OBJECTIVES:
a: For each statement about the scalability roundup below, answer yes or no according to the roundup and quote the words from it that decide the answer. (i) Apple's services revenue rose from $9.9 billion to $11.5 billion. (ii) The roundup says 45% of global enterprises will have deployed serverless computing technologies by 2020. (iii) For large firms, average cyber attack losses exceed $700,000.
b: Reproduce everything in the scalability roundup from "Do you like" down to "you in awe.", word for word.

SUPPLIED TEXT:
>>
Stuff The Internet Says On Scalability For May 3rd, 2019
Friday, May 3, 2019 at 9:07AM
HighScalability Team in hot links
Wake up! It's HighScalability time:
Event horizon? Nope. It's a close up of a security hologram. Makes one think.
Do you like this sort of Stuff? I'd greatly appreciate your support on Patreon. I wrote Explain the Cloud Like I'm 10 for people who need to understand the cloud. And who doesn't these days? On Amazon it has 45 mostly 5 star reviews (105 on Goodreads). They'll learn a lot and hold you in awe.
Number Stuff:
- $1 trillion: Microsoft is the most valuable company in the world (for now)
- 20%: global enterprises will have deployed serverless computing technologies by 2020
- 390 million: paid Apple subscriptions, revenue from the services business climbed from $9.9 billion to $11.5 billion, services now account for “one-third” of the company’s gross profits
- 1011: CubeStat missions
- $326 billion: USA farm expenses in 2017
- 61%: increase in average cyber attack losses from $229,000 last year to $369,000 this, a figure exceeding $700,000 for large firms versus just $162,000 in 2018.
<<
Region boundary data
>>
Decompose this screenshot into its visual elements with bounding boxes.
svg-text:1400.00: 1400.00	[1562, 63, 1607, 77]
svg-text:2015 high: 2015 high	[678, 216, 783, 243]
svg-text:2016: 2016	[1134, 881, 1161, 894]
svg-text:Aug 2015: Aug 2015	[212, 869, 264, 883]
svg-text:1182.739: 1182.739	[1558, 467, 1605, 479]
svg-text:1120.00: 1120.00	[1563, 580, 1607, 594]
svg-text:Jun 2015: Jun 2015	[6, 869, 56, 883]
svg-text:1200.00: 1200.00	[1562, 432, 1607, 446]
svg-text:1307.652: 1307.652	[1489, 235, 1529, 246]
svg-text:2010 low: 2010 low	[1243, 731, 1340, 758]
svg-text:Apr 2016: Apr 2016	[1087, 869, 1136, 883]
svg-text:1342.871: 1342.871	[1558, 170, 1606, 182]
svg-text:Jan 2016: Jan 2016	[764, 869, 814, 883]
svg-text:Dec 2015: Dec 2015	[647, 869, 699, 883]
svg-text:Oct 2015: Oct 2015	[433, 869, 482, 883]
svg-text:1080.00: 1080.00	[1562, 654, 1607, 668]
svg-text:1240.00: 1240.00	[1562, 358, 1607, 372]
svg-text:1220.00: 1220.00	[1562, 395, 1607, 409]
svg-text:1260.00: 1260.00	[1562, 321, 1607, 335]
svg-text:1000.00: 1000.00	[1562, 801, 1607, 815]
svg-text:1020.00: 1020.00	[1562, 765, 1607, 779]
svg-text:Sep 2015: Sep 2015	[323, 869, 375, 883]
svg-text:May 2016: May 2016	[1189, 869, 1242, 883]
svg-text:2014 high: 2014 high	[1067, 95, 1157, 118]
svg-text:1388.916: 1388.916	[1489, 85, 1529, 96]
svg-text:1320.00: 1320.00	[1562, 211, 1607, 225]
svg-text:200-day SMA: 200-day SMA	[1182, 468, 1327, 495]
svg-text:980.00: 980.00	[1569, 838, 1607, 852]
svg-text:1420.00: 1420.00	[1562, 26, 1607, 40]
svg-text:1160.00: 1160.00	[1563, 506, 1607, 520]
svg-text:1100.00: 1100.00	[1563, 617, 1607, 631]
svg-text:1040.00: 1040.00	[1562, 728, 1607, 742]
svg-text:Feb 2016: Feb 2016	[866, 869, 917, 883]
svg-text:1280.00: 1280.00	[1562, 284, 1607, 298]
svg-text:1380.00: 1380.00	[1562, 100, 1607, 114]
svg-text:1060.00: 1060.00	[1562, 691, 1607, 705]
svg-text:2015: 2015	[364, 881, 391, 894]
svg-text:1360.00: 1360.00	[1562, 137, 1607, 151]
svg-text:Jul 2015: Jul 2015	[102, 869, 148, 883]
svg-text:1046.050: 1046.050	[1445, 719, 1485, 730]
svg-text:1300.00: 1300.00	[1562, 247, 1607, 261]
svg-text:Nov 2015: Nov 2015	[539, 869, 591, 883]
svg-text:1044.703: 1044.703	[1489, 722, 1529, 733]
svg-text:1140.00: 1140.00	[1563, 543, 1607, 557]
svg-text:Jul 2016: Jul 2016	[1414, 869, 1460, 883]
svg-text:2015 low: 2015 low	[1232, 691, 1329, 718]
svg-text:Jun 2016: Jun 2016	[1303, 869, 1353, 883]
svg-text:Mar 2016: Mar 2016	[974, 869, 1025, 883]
<<
THE ANSWERS:
a:
(i) Yes: "revenue from the services business climbed from $9.9 billion to $11.5 billion"
(ii) No: "20%: global enterprises will have deployed serverless computing technologies by 2020"
(iii) Yes: "a figure exceeding $700,000 for large firms"

b:
Do you like this sort of Stuff? I'd greatly appreciate your support on Patreon. I wrote Explain the Cloud Like I'm 10 for people who need to understand the cloud. And who doesn't these days? On Amazon it has 45 mostly 5 star reviews (105 on Goodreads). They'll learn a lot and hold you in awe.